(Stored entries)
▼
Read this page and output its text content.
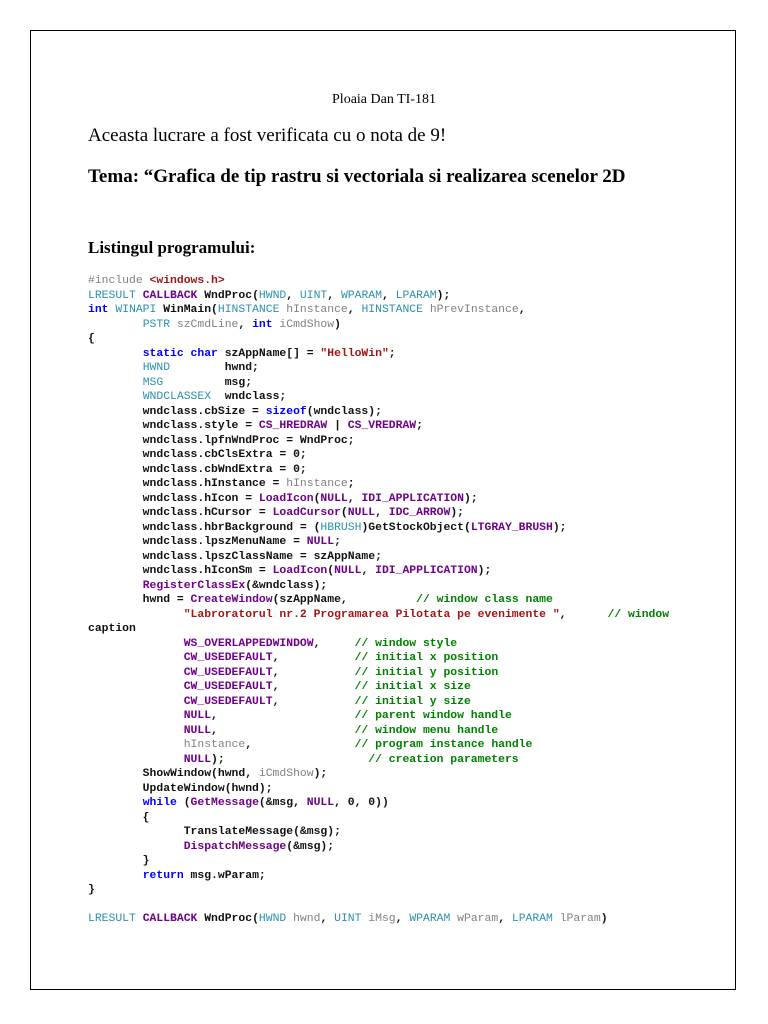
Ploaia Dan TI-181
Aceasta lucrare a fost verificata cu o nota de 9!
Tema: “Grafica de tip rastru si vectoriala si realizarea scenelor 2D
Listingul programului:
#include <windows.h>
LRESULT CALLBACK WndProc(HWND, UINT, WPARAM, LPARAM);
int WINAPI WinMain(HINSTANCE hInstance, HINSTANCE hPrevInstance,
PSTR szCmdLine, int iCmdShow)
{
static char szAppName[] = "HelloWin";
HWND        hwnd;
MSG         msg;
WNDCLASSEX  wndclass;
wndclass.cbSize = sizeof(wndclass);
wndclass.style = CS_HREDRAW | CS_VREDRAW;
wndclass.lpfnWndProc = WndProc;
wndclass.cbClsExtra = 0;
wndclass.cbWndExtra = 0;
wndclass.hInstance = hInstance;
wndclass.hIcon = LoadIcon(NULL, IDI_APPLICATION);
wndclass.hCursor = LoadCursor(NULL, IDC_ARROW);
wndclass.hbrBackground = (HBRUSH)GetStockObject(LTGRAY_BRUSH);
wndclass.lpszMenuName = NULL;
wndclass.lpszClassName = szAppName;
wndclass.hIconSm = LoadIcon(NULL, IDI_APPLICATION);
RegisterClassEx(&wndclass);
hwnd = CreateWindow(szAppName,          // window class name
"Labroratorul nr.2 Programarea Pilotata pe evenimente ",      // window
caption
WS_OVERLAPPEDWINDOW,     // window style
CW_USEDEFAULT,           // initial x position
CW_USEDEFAULT,           // initial y position
CW_USEDEFAULT,           // initial x size
CW_USEDEFAULT,           // initial y size
NULL,                    // parent window handle
NULL,                    // window menu handle
hInstance,               // program instance handle
NULL);                     // creation parameters
ShowWindow(hwnd, iCmdShow);
UpdateWindow(hwnd);
while (GetMessage(&msg, NULL, 0, 0))
{
TranslateMessage(&msg);
DispatchMessage(&msg);
}
return msg.wParam;
}
LRESULT CALLBACK WndProc(HWND hwnd, UINT iMsg, WPARAM wParam, LPARAM lParam)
▲
**What the task requires:** Quote all the lines above exactly as given. Do not include the pictures.

**Output of the task:**
Read this page and output its text content.
Ploaia Dan TI-181
Aceasta lucrare a fost verificata cu o nota de 9!
Tema: “Grafica de tip rastru si vectoriala si realizarea scenelor 2D
Listingul programului:
#include <windows.h>
LRESULT CALLBACK WndProc(HWND, UINT, WPARAM, LPARAM);
int WINAPI WinMain(HINSTANCE hInstance, HINSTANCE hPrevInstance,
PSTR szCmdLine, int iCmdShow)
{
static char szAppName[] = "HelloWin";
HWND        hwnd;
MSG         msg;
WNDCLASSEX  wndclass;
wndclass.cbSize = sizeof(wndclass);
wndclass.style = CS_HREDRAW | CS_VREDRAW;
wndclass.lpfnWndProc = WndProc;
wndclass.cbClsExtra = 0;
wndclass.cbWndExtra = 0;
wndclass.hInstance = hInstance;
wndclass.hIcon = LoadIcon(NULL, IDI_APPLICATION);
wndclass.hCursor = LoadCursor(NULL, IDC_ARROW);
wndclass.hbrBackground = (HBRUSH)GetStockObject(LTGRAY_BRUSH);
wndclass.lpszMenuName = NULL;
wndclass.lpszClassName = szAppName;
wndclass.hIconSm = LoadIcon(NULL, IDI_APPLICATION);
RegisterClassEx(&wndclass);
hwnd = CreateWindow(szAppName,          // window class name
"Labroratorul nr.2 Programarea Pilotata pe evenimente ",      // window
caption
WS_OVERLAPPEDWINDOW,     // window style
CW_USEDEFAULT,           // initial x position
CW_USEDEFAULT,           // initial y position
CW_USEDEFAULT,           // initial x size
CW_USEDEFAULT,           // initial y size
NULL,                    // parent window handle
NULL,                    // window menu handle
hInstance,               // program instance handle
NULL);                     // creation parameters
ShowWindow(hwnd, iCmdShow);
UpdateWindow(hwnd);
while (GetMessage(&msg, NULL, 0, 0))
{
TranslateMessage(&msg);
DispatchMessage(&msg);
}
return msg.wParam;
}
LRESULT CALLBACK WndProc(HWND hwnd, UINT iMsg, WPARAM wParam, LPARAM lParam)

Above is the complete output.